Description of the task –
Transcribe each of the records below exactly, excluding all pictures.

Recorded data –
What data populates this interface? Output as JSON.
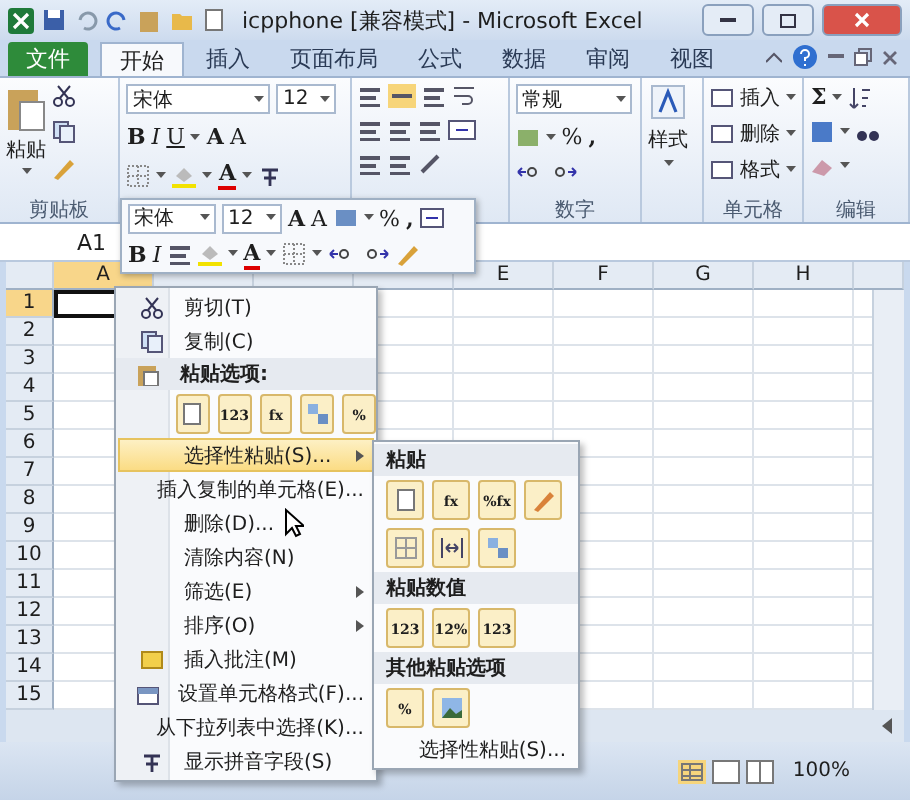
{
  "window": {
    "title": "icpphone  [兼容模式]  -  Microsoft Excel"
  },
  "ribbon_tabs": [
    {
      "label": "文件",
      "kind": "file",
      "selected": false
    },
    {
      "label": "开始",
      "kind": "tab",
      "selected": true
    },
    {
      "label": "插入",
      "kind": "tab",
      "selected": false
    },
    {
      "label": "页面布局",
      "kind": "tab",
      "selected": false
    },
    {
      "label": "公式",
      "kind": "tab",
      "selected": false
    },
    {
      "label": "数据",
      "kind": "tab",
      "selected": false
    },
    {
      "label": "审阅",
      "kind": "tab",
      "selected": false
    },
    {
      "label": "视图",
      "kind": "tab",
      "selected": false
    }
  ],
  "ribbon": {
    "clipboard": {
      "paste": "粘贴",
      "label": "剪贴板"
    },
    "font": {
      "font_name": "宋体",
      "font_size": "12",
      "bold": "B",
      "italic": "I",
      "underline": "U",
      "grow": "A",
      "shrink": "A",
      "font_color": "A"
    },
    "number": {
      "format": "常规",
      "percent": "%",
      "comma": ",",
      "label": "数字"
    },
    "styles": {
      "button": "样式"
    },
    "cells": {
      "items": [
        "插入",
        "删除",
        "格式"
      ],
      "label": "单元格"
    },
    "editing": {
      "sum": "Σ",
      "label": "编辑"
    }
  },
  "formula_bar": {
    "name_box": "A1"
  },
  "columns": [
    {
      "label": "A",
      "selected": true
    },
    {
      "selected": false
    },
    {
      "selected": false
    },
    {
      "selected": false
    },
    {
      "label": "E",
      "selected": false
    },
    {
      "label": "F",
      "selected": false
    },
    {
      "label": "G",
      "selected": false
    },
    {
      "label": "H",
      "selected": false
    }
  ],
  "rows": [
    {
      "label": "1",
      "selected": true
    },
    {
      "label": "2",
      "selected": false
    },
    {
      "label": "3",
      "selected": false
    },
    {
      "label": "4",
      "selected": false
    },
    {
      "label": "5",
      "selected": false
    },
    {
      "label": "6",
      "selected": false
    },
    {
      "label": "7",
      "selected": false
    },
    {
      "label": "8",
      "selected": false
    },
    {
      "label": "9",
      "selected": false
    },
    {
      "label": "10",
      "selected": false
    },
    {
      "label": "11",
      "selected": false
    },
    {
      "label": "12",
      "selected": false
    },
    {
      "label": "13",
      "selected": false
    },
    {
      "label": "14",
      "selected": false
    },
    {
      "label": "15",
      "selected": false
    }
  ],
  "status_bar": {
    "zoom": "100%"
  },
  "mini_toolbar": {
    "font_name": "宋体",
    "font_size": "12",
    "grow": "A",
    "shrink": "A",
    "percent": "%",
    "comma": ",",
    "bold": "B",
    "italic": "I",
    "font_color": "A"
  },
  "context_menu": [
    {
      "kind": "item",
      "label": "剪切(T)",
      "selected": false,
      "submenu": false
    },
    {
      "kind": "item",
      "label": "复制(C)",
      "selected": false,
      "submenu": false
    },
    {
      "kind": "header",
      "label": "粘贴选项:"
    },
    {
      "kind": "icons",
      "icons": [
        {
          "kind": "doc"
        },
        {
          "kind": "glyph",
          "glyph": "123"
        },
        {
          "kind": "glyph",
          "glyph": "fx"
        },
        {
          "kind": "transpose"
        },
        {
          "kind": "glyph",
          "glyph": "%"
        }
      ]
    },
    {
      "kind": "item",
      "label": "选择性粘贴(S)...",
      "selected": true,
      "submenu": true
    },
    {
      "kind": "item",
      "label": "插入复制的单元格(E)...",
      "selected": false,
      "submenu": false
    },
    {
      "kind": "item",
      "label": "删除(D)...",
      "selected": false,
      "submenu": false
    },
    {
      "kind": "item",
      "label": "清除内容(N)",
      "selected": false,
      "submenu": false
    },
    {
      "kind": "item",
      "label": "筛选(E)",
      "selected": false,
      "submenu": true
    },
    {
      "kind": "item",
      "label": "排序(O)",
      "selected": false,
      "submenu": true
    },
    {
      "kind": "item",
      "label": "插入批注(M)",
      "selected": false,
      "submenu": false
    },
    {
      "kind": "item",
      "label": "设置单元格格式(F)...",
      "selected": false,
      "submenu": false
    },
    {
      "kind": "item",
      "label": "从下拉列表中选择(K)...",
      "selected": false,
      "submenu": false
    },
    {
      "kind": "item",
      "label": "显示拼音字段(S)",
      "selected": false,
      "submenu": false
    }
  ],
  "paste_submenu": [
    {
      "kind": "header",
      "label": "粘贴"
    },
    {
      "kind": "icons",
      "icons": [
        {
          "kind": "doc"
        },
        {
          "kind": "glyph",
          "glyph": "fx"
        },
        {
          "kind": "glyph",
          "glyph": "%fx"
        },
        {
          "kind": "brush"
        }
      ]
    },
    {
      "kind": "icons",
      "icons": [
        {
          "kind": "grid"
        },
        {
          "kind": "widths"
        },
        {
          "kind": "transpose"
        }
      ]
    },
    {
      "kind": "header",
      "label": "粘贴数值"
    },
    {
      "kind": "icons",
      "icons": [
        {
          "kind": "glyph",
          "glyph": "123"
        },
        {
          "kind": "glyph",
          "glyph": "12%"
        },
        {
          "kind": "glyph",
          "glyph": "123"
        }
      ]
    },
    {
      "kind": "header",
      "label": "其他粘贴选项"
    },
    {
      "kind": "icons",
      "icons": [
        {
          "kind": "glyph",
          "glyph": "%"
        },
        {
          "kind": "picture"
        }
      ]
    },
    {
      "kind": "item",
      "label": "选择性粘贴(S)...",
      "selected": false,
      "submenu": false
    }
  ]
}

Task response –
What data populates this interface? Output as JSON.
{
  "window": {
    "title": "icpphone  [兼容模式]  -  Microsoft Excel"
  },
  "ribbon_tabs": [
    {
      "label": "文件",
      "kind": "file",
      "selected": false
    },
    {
      "label": "开始",
      "kind": "tab",
      "selected": true
    },
    {
      "label": "插入",
      "kind": "tab",
      "selected": false
    },
    {
      "label": "页面布局",
      "kind": "tab",
      "selected": false
    },
    {
      "label": "公式",
      "kind": "tab",
      "selected": false
    },
    {
      "label": "数据",
      "kind": "tab",
      "selected": false
    },
    {
      "label": "审阅",
      "kind": "tab",
      "selected": false
    },
    {
      "label": "视图",
      "kind": "tab",
      "selected": false
    }
  ],
  "ribbon": {
    "clipboard": {
      "paste": "粘贴",
      "label": "剪贴板"
    },
    "font": {
      "font_name": "宋体",
      "font_size": "12",
      "bold": "B",
      "italic": "I",
      "underline": "U",
      "grow": "A",
      "shrink": "A",
      "font_color": "A"
    },
    "number": {
      "format": "常规",
      "percent": "%",
      "comma": ",",
      "label": "数字"
    },
    "styles": {
      "button": "样式"
    },
    "cells": {
      "items": [
        "插入",
        "删除",
        "格式"
      ],
      "label": "单元格"
    },
    "editing": {
      "sum": "Σ",
      "label": "编辑"
    }
  },
  "formula_bar": {
    "name_box": "A1"
  },
  "columns": [
    {
      "label": "A",
      "selected": true
    },
    {
      "selected": false
    },
    {
      "selected": false
    },
    {
      "selected": false
    },
    {
      "label": "E",
      "selected": false
    },
    {
      "label": "F",
      "selected": false
    },
    {
      "label": "G",
      "selected": false
    },
    {
      "label": "H",
      "selected": false
    }
  ],
  "rows": [
    {
      "label": "1",
      "selected": true
    },
    {
      "label": "2",
      "selected": false
    },
    {
      "label": "3",
      "selected": false
    },
    {
      "label": "4",
      "selected": false
    },
    {
      "label": "5",
      "selected": false
    },
    {
      "label": "6",
      "selected": false
    },
    {
      "label": "7",
      "selected": false
    },
    {
      "label": "8",
      "selected": false
    },
    {
      "label": "9",
      "selected": false
    },
    {
      "label": "10",
      "selected": false
    },
    {
      "label": "11",
      "selected": false
    },
    {
      "label": "12",
      "selected": false
    },
    {
      "label": "13",
      "selected": false
    },
    {
      "label": "14",
      "selected": false
    },
    {
      "label": "15",
      "selected": false
    }
  ],
  "status_bar": {
    "zoom": "100%"
  },
  "mini_toolbar": {
    "font_name": "宋体",
    "font_size": "12",
    "grow": "A",
    "shrink": "A",
    "percent": "%",
    "comma": ",",
    "bold": "B",
    "italic": "I",
    "font_color": "A"
  },
  "context_menu": [
    {
      "kind": "item",
      "label": "剪切(T)",
      "selected": false,
      "submenu": false
    },
    {
      "kind": "item",
      "label": "复制(C)",
      "selected": false,
      "submenu": false
    },
    {
      "kind": "header",
      "label": "粘贴选项:"
    },
    {
      "kind": "icons",
      "icons": [
        {
          "kind": "doc"
        },
        {
          "kind": "glyph",
          "glyph": "123"
        },
        {
          "kind": "glyph",
          "glyph": "fx"
        },
        {
          "kind": "transpose"
        },
        {
          "kind": "glyph",
          "glyph": "%"
        }
      ]
    },
    {
      "kind": "item",
      "label": "选择性粘贴(S)...",
      "selected": true,
      "submenu": true
    },
    {
      "kind": "item",
      "label": "插入复制的单元格(E)...",
      "selected": false,
      "submenu": false
    },
    {
      "kind": "item",
      "label": "删除(D)...",
      "selected": false,
      "submenu": false
    },
    {
      "kind": "item",
      "label": "清除内容(N)",
      "selected": false,
      "submenu": false
    },
    {
      "kind": "item",
      "label": "筛选(E)",
      "selected": false,
      "submenu": true
    },
    {
      "kind": "item",
      "label": "排序(O)",
      "selected": false,
      "submenu": true
    },
    {
      "kind": "item",
      "label": "插入批注(M)",
      "selected": false,
      "submenu": false
    },
    {
      "kind": "item",
      "label": "设置单元格格式(F)...",
      "selected": false,
      "submenu": false
    },
    {
      "kind": "item",
      "label": "从下拉列表中选择(K)...",
      "selected": false,
      "submenu": false
    },
    {
      "kind": "item",
      "label": "显示拼音字段(S)",
      "selected": false,
      "submenu": false
    }
  ],
  "paste_submenu": [
    {
      "kind": "header",
      "label": "粘贴"
    },
    {
      "kind": "icons",
      "icons": [
        {
          "kind": "doc"
        },
        {
          "kind": "glyph",
          "glyph": "fx"
        },
        {
          "kind": "glyph",
          "glyph": "%fx"
        },
        {
          "kind": "brush"
        }
      ]
    },
    {
      "kind": "icons",
      "icons": [
        {
          "kind": "grid"
        },
        {
          "kind": "widths"
        },
        {
          "kind": "transpose"
        }
      ]
    },
    {
      "kind": "header",
      "label": "粘贴数值"
    },
    {
      "kind": "icons",
      "icons": [
        {
          "kind": "glyph",
          "glyph": "123"
        },
        {
          "kind": "glyph",
          "glyph": "12%"
        },
        {
          "kind": "glyph",
          "glyph": "123"
        }
      ]
    },
    {
      "kind": "header",
      "label": "其他粘贴选项"
    },
    {
      "kind": "icons",
      "icons": [
        {
          "kind": "glyph",
          "glyph": "%"
        },
        {
          "kind": "picture"
        }
      ]
    },
    {
      "kind": "item",
      "label": "选择性粘贴(S)...",
      "selected": false,
      "submenu": false
    }
  ]
}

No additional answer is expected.